» **ЗАДАЧА**: Приведите еще раз весь текст о застольном пении славянских песен, который помещен ниже. Перепишите его целиком, ничего не меняя.

» **РАЗДЕЛ ТЕКСТА**:
Kto ma ?enu niekaranu,
(Хор) Niekaranu.
Niech sie kupi tatar na niu,
(Хор) Tatar na niu… и т. д. [72]
 
   Точно эхо, отзывающееся в развалинах чешского Карлова Тына, где каждое слово повторяется десятком разных отголосков. Пели мы и пили, пили и пели. Наконец, когда чешский репертуар, видимо, стал истощаться, потребовали песен от других славян, то есть от меня и поляка. Поляк на сей раз все-таки оказался поляком: он спел одну историческую песню, слов которой я не знаю, и потом ужасную и по словам и по музыке:
 
Z dymem po?ar?w,
Z plamem krwi bratniej
Do ciebie, Panie,
Zanosim glos. [73]
 
   Песня возбудила самое напряженное внимание и сочувствие. Наступала моя очередь спеть русскую песню. Выбор был весьма труден. Чехи, утратившие звуки ы и твердое л, не могут выговорить наших слов, в которых беспрестанно встречаются эти звуки, да и к тому же они не понимают и самых слов, так что выбрать русскую песню, в которой бы они могли участвовать в той мере, в какой мы можем участвовать в исполнении чешской песни, невозможно. Но я вспомнил наши великорусские святки с их подблюдными песнями, и, зная, что слова собственно здесь ничего не значат, а что у чехов часто припевается слава (slawa), запел:
 
Как идет млад кузнец из кузницы.

» **РАЗДЕЛ ДАННЫХ**:

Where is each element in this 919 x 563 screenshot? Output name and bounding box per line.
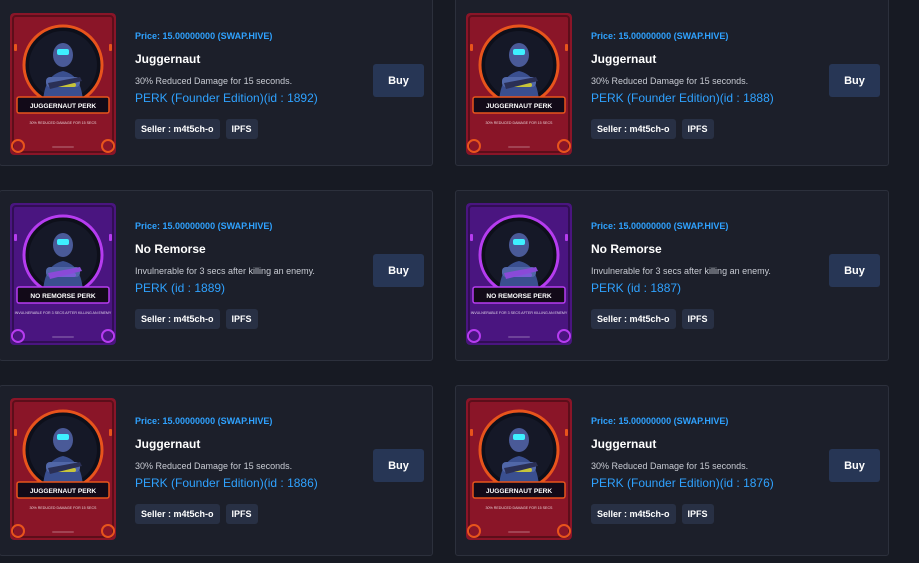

» **ОТВЕТ**:
Kto ma ?enu niekaranu,
(Хор) Niekaranu.
Niech sie kupi tatar na niu,
(Хор) Tatar na niu… и т. д. [72]
 
   Точно эхо, отзывающееся в развалинах чешского Карлова Тына, где каждое слово повторяется десятком разных отголосков. Пели мы и пили, пили и пели. Наконец, когда чешский репертуар, видимо, стал истощаться, потребовали песен от других славян, то есть от меня и поляка. Поляк на сей раз все-таки оказался поляком: он спел одну историческую песню, слов которой я не знаю, и потом ужасную и по словам и по музыке:
 
Z dymem po?ar?w,
Z plamem krwi bratniej
Do ciebie, Panie,
Zanosim glos. [73]
 
   Песня возбудила самое напряженное внимание и сочувствие. Наступала моя очередь спеть русскую песню. Выбор был весьма труден. Чехи, утратившие звуки ы и твердое л, не могут выговорить наших слов, в которых беспрестанно встречаются эти звуки, да и к тому же они не понимают и самых слов, так что выбрать русскую песню, в которой бы они могли участвовать в той мере, в какой мы можем участвовать в исполнении чешской песни, невозможно. Но я вспомнил наши великорусские святки с их подблюдными песнями, и, зная, что слова собственно здесь ничего не значат, а что у чехов часто припевается слава (slawa), запел:
 
Как идет млад кузнец из кузницы.